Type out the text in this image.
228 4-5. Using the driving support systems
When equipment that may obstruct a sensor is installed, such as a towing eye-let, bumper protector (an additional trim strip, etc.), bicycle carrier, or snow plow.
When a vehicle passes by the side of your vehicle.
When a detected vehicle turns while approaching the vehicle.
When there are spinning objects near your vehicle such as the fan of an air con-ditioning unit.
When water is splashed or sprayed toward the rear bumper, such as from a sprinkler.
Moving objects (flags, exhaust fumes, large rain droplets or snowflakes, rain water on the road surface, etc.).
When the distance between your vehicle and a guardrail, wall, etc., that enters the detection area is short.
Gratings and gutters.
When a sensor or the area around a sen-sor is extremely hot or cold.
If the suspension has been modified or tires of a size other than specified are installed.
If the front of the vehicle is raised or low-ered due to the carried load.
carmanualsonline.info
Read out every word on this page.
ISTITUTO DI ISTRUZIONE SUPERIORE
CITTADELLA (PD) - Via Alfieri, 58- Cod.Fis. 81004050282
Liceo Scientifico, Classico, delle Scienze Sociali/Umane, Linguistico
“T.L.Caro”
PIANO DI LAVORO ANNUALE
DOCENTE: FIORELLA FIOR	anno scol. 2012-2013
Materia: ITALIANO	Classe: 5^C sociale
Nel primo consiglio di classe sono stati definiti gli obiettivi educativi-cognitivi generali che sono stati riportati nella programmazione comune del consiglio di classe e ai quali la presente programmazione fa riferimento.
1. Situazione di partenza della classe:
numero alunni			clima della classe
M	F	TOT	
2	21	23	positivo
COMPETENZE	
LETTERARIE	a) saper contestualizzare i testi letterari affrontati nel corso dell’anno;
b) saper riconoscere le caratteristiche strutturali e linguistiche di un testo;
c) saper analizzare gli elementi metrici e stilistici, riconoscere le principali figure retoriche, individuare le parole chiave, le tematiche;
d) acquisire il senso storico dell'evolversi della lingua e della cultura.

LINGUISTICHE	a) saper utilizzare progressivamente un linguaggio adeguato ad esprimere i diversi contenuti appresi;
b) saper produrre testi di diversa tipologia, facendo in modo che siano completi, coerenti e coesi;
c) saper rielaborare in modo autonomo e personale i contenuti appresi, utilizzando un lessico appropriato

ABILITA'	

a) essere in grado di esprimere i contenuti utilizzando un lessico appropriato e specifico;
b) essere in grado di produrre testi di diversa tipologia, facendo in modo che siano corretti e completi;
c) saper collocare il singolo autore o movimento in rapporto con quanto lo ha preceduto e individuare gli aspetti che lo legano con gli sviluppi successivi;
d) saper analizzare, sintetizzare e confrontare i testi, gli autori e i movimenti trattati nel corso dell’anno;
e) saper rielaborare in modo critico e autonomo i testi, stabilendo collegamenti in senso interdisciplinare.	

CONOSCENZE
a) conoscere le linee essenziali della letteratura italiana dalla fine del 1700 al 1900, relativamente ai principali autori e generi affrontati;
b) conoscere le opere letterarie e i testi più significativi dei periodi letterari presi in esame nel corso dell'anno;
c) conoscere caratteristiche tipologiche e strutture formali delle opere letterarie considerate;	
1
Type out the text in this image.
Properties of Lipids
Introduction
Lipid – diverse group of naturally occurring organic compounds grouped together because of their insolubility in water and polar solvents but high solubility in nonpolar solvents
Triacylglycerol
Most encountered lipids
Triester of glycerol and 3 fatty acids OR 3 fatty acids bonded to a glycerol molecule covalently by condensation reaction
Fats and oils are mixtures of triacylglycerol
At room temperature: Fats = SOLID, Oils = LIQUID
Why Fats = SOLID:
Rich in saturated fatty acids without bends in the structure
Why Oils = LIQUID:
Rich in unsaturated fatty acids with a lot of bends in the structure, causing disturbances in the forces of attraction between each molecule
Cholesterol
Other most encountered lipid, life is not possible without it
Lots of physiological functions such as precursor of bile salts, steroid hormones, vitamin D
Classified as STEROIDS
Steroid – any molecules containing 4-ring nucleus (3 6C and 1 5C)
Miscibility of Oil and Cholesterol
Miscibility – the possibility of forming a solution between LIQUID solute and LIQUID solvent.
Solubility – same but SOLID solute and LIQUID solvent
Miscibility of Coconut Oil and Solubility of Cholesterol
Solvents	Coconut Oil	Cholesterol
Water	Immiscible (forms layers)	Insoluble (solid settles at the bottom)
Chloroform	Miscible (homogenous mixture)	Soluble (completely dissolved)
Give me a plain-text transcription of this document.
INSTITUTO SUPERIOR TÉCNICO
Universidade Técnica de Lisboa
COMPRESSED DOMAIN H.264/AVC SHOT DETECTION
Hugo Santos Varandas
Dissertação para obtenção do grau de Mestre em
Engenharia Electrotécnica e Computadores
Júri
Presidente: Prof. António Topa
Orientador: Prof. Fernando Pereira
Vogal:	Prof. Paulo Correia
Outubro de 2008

-=-=-

● EXERCISE OBJECTIVE
Repeat each record exactly, leaving nothing out.

● FINISHED TASK
Type out the text in this image.
228 4-5. Using the driving support systems
When equipment that may obstruct a sensor is installed, such as a towing eye-let, bumper protector (an additional trim strip, etc.), bicycle carrier, or snow plow.
When a vehicle passes by the side of your vehicle.
When a detected vehicle turns while approaching the vehicle.
When there are spinning objects near your vehicle such as the fan of an air con-ditioning unit.
When water is splashed or sprayed toward the rear bumper, such as from a sprinkler.
Moving objects (flags, exhaust fumes, large rain droplets or snowflakes, rain water on the road surface, etc.).
When the distance between your vehicle and a guardrail, wall, etc., that enters the detection area is short.
Gratings and gutters.
When a sensor or the area around a sen-sor is extremely hot or cold.
If the suspension has been modified or tires of a size other than specified are installed.
If the front of the vehicle is raised or low-ered due to the carried load.
carmanualsonline.info
Read out every word on this page.
ISTITUTO DI ISTRUZIONE SUPERIORE
CITTADELLA (PD) - Via Alfieri, 58- Cod.Fis. 81004050282
Liceo Scientifico, Classico, delle Scienze Sociali/Umane, Linguistico
“T.L.Caro”
PIANO DI LAVORO ANNUALE
DOCENTE: FIORELLA FIOR	anno scol. 2012-2013
Materia: ITALIANO	Classe: 5^C sociale
Nel primo consiglio di classe sono stati definiti gli obiettivi educativi-cognitivi generali che sono stati riportati nella programmazione comune del consiglio di classe e ai quali la presente programmazione fa riferimento.
1. Situazione di partenza della classe:
numero alunni			clima della classe
M	F	TOT	
2	21	23	positivo
COMPETENZE	
LETTERARIE	a) saper contestualizzare i testi letterari affrontati nel corso dell’anno;
b) saper riconoscere le caratteristiche strutturali e linguistiche di un testo;
c) saper analizzare gli elementi metrici e stilistici, riconoscere le principali figure retoriche, individuare le parole chiave, le tematiche;
d) acquisire il senso storico dell'evolversi della lingua e della cultura.

LINGUISTICHE	a) saper utilizzare progressivamente un linguaggio adeguato ad esprimere i diversi contenuti appresi;
b) saper produrre testi di diversa tipologia, facendo in modo che siano completi, coerenti e coesi;
c) saper rielaborare in modo autonomo e personale i contenuti appresi, utilizzando un lessico appropriato

ABILITA'	

a) essere in grado di esprimere i contenuti utilizzando un lessico appropriato e specifico;
b) essere in grado di produrre testi di diversa tipologia, facendo in modo che siano corretti e completi;
c) saper collocare il singolo autore o movimento in rapporto con quanto lo ha preceduto e individuare gli aspetti che lo legano con gli sviluppi successivi;
d) saper analizzare, sintetizzare e confrontare i testi, gli autori e i movimenti trattati nel corso dell’anno;
e) saper rielaborare in modo critico e autonomo i testi, stabilendo collegamenti in senso interdisciplinare.	

CONOSCENZE
a) conoscere le linee essenziali della letteratura italiana dalla fine del 1700 al 1900, relativamente ai principali autori e generi affrontati;
b) conoscere le opere letterarie e i testi più significativi dei periodi letterari presi in esame nel corso dell'anno;
c) conoscere caratteristiche tipologiche e strutture formali delle opere letterarie considerate;	
1
Type out the text in this image.
Properties of Lipids
Introduction
Lipid – diverse group of naturally occurring organic compounds grouped together because of their insolubility in water and polar solvents but high solubility in nonpolar solvents
Triacylglycerol
Most encountered lipids
Triester of glycerol and 3 fatty acids OR 3 fatty acids bonded to a glycerol molecule covalently by condensation reaction
Fats and oils are mixtures of triacylglycerol
At room temperature: Fats = SOLID, Oils = LIQUID
Why Fats = SOLID:
Rich in saturated fatty acids without bends in the structure
Why Oils = LIQUID:
Rich in unsaturated fatty acids with a lot of bends in the structure, causing disturbances in the forces of attraction between each molecule
Cholesterol
Other most encountered lipid, life is not possible without it
Lots of physiological functions such as precursor of bile salts, steroid hormones, vitamin D
Classified as STEROIDS
Steroid – any molecules containing 4-ring nucleus (3 6C and 1 5C)
Miscibility of Oil and Cholesterol
Miscibility – the possibility of forming a solution between LIQUID solute and LIQUID solvent.
Solubility – same but SOLID solute and LIQUID solvent
Miscibility of Coconut Oil and Solubility of Cholesterol
Solvents	Coconut Oil	Cholesterol
Water	Immiscible (forms layers)	Insoluble (solid settles at the bottom)
Chloroform	Miscible (homogenous mixture)	Soluble (completely dissolved)
Give me a plain-text transcription of this document.
INSTITUTO SUPERIOR TÉCNICO
Universidade Técnica de Lisboa
COMPRESSED DOMAIN H.264/AVC SHOT DETECTION
Hugo Santos Varandas
Dissertação para obtenção do grau de Mestre em
Engenharia Electrotécnica e Computadores
Júri
Presidente: Prof. António Topa
Orientador: Prof. Fernando Pereira
Vogal:	Prof. Paulo Correia
Outubro de 2008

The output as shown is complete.